Source records:
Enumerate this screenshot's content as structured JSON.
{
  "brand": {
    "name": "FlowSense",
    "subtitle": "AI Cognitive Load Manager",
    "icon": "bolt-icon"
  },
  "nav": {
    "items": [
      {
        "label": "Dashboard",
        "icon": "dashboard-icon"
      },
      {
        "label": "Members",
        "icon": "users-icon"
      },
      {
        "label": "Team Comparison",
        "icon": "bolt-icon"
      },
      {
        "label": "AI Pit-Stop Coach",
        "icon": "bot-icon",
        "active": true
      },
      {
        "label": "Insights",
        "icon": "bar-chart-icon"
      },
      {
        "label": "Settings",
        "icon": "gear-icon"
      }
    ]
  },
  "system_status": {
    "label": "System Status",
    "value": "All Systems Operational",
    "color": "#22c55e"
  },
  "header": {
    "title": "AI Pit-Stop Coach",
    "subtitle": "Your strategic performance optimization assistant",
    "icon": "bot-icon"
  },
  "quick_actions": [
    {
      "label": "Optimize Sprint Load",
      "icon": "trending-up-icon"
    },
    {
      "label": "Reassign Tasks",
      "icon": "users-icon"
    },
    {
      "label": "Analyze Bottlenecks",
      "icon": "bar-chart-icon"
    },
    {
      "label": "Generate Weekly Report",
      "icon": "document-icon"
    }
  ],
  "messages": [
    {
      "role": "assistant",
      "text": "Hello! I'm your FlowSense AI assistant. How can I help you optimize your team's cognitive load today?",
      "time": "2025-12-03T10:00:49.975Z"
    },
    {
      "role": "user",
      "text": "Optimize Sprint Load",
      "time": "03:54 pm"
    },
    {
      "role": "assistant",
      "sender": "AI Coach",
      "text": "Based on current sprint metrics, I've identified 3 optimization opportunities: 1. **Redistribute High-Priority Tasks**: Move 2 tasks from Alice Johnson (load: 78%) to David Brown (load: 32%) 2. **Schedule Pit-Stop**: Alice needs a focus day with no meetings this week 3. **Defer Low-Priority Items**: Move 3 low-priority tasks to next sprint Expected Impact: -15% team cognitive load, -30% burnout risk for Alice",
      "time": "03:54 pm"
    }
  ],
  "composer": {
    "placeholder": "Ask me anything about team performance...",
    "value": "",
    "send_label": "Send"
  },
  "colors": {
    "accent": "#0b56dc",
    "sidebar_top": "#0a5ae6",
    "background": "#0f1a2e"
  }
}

What you are asked to do: Say, as a single number and nothing more, how many lines of the entries contain the word "value".

Exercise solution: 2